INSTRUCTIONS FOR THE TASK -
Scan the entries below for the word "circle". Copy each line that has it.

***** RECORDS FOR PROCESSING

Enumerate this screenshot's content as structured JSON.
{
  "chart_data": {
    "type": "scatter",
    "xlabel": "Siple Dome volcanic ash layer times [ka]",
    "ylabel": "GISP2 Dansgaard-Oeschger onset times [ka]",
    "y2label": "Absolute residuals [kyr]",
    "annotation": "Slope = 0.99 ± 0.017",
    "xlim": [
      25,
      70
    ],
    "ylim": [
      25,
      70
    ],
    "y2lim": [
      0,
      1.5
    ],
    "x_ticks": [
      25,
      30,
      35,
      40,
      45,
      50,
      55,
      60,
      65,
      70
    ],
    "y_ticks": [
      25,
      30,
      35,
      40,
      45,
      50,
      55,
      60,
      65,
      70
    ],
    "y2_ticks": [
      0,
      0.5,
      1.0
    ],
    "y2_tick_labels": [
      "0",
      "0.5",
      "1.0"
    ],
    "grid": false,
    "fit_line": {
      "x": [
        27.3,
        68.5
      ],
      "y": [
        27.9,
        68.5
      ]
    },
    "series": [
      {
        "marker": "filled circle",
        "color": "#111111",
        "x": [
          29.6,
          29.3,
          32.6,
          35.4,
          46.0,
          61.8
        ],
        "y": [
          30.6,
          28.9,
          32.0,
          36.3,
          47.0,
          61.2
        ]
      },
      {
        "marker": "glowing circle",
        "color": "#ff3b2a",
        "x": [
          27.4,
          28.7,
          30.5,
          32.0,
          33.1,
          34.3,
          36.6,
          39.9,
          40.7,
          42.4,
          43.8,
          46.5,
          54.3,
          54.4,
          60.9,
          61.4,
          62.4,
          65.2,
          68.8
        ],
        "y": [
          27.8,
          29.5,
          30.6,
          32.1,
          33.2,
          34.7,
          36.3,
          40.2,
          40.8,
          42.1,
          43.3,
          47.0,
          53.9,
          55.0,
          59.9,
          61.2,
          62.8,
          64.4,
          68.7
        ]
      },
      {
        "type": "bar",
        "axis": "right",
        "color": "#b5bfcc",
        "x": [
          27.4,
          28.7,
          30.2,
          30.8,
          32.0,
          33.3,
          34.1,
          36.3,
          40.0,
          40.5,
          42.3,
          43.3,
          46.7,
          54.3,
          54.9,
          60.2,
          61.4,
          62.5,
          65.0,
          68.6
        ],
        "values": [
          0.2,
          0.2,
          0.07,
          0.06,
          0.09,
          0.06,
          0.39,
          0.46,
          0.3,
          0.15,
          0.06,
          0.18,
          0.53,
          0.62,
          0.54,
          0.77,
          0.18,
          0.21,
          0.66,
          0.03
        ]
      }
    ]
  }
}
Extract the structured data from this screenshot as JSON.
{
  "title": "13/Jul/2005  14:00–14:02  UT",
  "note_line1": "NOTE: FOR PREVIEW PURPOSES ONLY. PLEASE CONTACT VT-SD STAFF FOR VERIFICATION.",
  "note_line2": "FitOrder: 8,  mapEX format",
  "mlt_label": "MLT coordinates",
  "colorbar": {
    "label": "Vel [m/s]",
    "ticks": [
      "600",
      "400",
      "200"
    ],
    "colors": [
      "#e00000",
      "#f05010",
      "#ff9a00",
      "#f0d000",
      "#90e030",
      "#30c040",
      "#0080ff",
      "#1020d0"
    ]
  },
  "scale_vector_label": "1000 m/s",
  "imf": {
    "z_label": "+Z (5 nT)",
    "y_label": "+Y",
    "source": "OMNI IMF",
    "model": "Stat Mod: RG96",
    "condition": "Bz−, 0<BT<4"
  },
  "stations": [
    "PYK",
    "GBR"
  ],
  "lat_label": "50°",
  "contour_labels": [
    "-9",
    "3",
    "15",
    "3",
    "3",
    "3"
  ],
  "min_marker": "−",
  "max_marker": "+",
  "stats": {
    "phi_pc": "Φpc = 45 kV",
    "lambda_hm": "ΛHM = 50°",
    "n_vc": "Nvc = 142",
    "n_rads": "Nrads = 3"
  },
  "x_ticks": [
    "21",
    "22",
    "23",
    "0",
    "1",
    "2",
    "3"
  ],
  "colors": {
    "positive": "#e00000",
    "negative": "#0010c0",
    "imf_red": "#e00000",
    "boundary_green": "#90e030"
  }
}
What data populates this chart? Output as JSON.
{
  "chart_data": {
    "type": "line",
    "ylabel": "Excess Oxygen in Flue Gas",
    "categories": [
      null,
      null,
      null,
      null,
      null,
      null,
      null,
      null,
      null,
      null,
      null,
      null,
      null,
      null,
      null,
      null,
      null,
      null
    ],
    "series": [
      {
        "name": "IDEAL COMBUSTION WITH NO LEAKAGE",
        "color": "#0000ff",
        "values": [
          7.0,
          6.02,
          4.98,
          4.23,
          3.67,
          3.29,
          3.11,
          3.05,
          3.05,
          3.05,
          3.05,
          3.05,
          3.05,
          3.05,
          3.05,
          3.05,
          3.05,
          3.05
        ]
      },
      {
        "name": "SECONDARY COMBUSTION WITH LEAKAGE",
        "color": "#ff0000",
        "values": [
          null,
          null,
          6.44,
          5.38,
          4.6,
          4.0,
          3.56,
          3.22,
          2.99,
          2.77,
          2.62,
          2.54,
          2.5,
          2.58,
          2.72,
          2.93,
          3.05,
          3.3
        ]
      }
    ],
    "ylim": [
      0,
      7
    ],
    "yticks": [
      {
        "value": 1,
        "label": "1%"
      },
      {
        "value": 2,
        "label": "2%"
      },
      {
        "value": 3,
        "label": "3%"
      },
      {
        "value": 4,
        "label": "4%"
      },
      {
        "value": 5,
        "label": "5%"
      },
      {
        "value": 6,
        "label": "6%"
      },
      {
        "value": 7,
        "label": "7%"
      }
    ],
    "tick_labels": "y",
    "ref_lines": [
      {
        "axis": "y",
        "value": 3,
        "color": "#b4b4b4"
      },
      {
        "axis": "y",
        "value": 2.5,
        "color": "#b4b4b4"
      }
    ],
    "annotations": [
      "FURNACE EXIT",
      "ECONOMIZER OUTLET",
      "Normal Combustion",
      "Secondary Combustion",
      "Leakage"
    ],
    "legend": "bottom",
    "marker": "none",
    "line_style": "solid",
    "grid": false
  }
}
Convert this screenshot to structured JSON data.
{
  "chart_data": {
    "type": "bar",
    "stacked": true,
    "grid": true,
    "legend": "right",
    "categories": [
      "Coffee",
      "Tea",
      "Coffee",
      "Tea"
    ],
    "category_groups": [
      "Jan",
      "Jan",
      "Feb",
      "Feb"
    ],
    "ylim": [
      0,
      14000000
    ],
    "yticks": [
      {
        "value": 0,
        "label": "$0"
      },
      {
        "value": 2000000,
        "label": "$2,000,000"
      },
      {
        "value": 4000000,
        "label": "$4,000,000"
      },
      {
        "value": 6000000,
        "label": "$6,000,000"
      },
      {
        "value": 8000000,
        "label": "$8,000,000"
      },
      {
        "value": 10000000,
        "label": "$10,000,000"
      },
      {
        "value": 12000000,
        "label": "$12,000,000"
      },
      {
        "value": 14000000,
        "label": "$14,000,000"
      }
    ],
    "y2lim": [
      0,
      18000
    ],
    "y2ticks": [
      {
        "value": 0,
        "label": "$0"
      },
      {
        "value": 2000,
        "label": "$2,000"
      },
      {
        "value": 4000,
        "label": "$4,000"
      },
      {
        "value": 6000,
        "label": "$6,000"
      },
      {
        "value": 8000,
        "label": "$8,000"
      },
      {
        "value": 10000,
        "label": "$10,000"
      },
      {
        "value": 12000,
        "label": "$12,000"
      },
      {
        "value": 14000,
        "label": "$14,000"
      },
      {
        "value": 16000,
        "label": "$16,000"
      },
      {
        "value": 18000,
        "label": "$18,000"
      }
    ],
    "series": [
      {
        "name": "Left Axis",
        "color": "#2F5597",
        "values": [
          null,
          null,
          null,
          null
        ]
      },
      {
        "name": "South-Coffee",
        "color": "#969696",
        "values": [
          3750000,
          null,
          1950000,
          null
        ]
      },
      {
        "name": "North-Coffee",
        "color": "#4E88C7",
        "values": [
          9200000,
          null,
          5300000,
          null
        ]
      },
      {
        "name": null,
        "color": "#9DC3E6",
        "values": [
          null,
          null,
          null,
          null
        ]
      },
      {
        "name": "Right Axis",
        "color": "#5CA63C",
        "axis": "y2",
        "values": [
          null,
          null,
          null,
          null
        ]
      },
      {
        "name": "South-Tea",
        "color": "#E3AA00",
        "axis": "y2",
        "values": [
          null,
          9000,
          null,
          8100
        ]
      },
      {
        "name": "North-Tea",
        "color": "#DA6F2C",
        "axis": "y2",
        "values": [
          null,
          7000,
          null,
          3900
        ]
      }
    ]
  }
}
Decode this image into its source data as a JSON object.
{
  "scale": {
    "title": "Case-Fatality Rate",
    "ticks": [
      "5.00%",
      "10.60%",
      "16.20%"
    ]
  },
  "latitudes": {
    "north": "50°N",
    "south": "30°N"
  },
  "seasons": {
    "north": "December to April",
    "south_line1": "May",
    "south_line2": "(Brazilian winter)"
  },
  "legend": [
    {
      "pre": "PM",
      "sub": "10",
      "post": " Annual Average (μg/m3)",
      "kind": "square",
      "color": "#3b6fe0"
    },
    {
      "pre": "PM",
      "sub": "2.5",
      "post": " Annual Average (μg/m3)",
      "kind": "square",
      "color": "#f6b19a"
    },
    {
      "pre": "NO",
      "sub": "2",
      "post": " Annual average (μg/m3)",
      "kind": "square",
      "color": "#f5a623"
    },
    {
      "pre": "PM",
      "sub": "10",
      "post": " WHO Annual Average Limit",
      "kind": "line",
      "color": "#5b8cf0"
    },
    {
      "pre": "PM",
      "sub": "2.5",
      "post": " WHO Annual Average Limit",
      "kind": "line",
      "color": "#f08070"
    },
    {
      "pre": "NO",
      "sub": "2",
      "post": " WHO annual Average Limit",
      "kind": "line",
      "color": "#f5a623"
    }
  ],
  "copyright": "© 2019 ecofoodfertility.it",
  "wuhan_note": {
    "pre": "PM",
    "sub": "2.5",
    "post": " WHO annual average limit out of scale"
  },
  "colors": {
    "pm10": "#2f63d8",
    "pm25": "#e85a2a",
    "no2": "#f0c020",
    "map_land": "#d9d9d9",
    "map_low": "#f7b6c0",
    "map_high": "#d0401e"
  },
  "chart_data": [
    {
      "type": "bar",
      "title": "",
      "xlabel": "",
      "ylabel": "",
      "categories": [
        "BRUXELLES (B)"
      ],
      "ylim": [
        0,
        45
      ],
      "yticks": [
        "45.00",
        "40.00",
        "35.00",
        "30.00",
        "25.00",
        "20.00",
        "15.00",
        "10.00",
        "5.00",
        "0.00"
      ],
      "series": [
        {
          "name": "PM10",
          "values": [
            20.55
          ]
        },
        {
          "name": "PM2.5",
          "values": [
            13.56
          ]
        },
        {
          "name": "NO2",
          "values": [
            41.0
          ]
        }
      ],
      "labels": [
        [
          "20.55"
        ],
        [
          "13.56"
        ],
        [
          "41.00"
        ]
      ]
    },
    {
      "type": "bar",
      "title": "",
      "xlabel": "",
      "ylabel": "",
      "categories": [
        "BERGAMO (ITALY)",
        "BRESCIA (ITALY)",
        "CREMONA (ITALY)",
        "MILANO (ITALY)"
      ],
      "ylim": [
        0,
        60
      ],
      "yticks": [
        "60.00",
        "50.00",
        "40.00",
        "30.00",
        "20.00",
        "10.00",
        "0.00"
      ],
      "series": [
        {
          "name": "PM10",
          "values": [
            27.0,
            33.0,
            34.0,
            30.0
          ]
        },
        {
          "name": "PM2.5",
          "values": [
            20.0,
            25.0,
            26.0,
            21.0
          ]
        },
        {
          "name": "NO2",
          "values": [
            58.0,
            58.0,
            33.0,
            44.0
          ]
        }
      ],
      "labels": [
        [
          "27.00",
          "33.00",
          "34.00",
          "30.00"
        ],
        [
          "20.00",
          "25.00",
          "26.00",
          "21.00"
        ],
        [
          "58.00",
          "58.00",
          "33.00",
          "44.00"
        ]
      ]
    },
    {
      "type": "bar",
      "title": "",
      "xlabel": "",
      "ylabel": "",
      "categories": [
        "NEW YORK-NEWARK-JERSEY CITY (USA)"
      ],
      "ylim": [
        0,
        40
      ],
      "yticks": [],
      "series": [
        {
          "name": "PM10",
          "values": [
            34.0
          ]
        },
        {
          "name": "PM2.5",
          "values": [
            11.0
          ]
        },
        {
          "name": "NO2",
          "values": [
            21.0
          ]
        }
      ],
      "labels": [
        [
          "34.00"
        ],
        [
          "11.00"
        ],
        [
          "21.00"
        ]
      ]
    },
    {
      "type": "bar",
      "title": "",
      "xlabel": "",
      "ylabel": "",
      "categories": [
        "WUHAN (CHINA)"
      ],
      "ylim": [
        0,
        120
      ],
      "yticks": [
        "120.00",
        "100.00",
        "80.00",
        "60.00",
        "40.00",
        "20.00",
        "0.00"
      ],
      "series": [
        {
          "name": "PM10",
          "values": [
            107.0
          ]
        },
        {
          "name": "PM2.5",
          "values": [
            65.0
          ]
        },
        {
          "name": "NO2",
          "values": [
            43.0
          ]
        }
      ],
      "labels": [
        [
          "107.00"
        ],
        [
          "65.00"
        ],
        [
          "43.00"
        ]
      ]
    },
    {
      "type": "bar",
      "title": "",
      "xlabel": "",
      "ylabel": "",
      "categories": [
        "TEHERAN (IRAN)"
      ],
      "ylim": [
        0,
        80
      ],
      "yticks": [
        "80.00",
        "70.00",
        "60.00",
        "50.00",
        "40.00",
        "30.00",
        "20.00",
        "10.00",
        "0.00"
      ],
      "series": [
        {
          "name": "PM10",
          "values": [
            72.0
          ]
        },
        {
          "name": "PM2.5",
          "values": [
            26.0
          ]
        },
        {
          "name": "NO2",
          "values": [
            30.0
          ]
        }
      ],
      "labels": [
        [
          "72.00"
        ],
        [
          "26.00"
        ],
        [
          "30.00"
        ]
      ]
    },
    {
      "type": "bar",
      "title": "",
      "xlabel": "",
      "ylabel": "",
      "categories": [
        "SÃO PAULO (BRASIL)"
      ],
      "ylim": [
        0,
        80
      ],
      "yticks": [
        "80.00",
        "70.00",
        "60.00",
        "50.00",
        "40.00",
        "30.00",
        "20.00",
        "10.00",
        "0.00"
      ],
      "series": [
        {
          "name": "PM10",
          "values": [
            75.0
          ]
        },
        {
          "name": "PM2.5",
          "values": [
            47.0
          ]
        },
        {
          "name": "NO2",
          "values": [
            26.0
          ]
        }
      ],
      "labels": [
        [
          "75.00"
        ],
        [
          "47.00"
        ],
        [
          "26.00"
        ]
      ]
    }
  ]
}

**********

EXPECTED OUTPUT -
        "marker": "filled circle",
        "marker": "glowing circle",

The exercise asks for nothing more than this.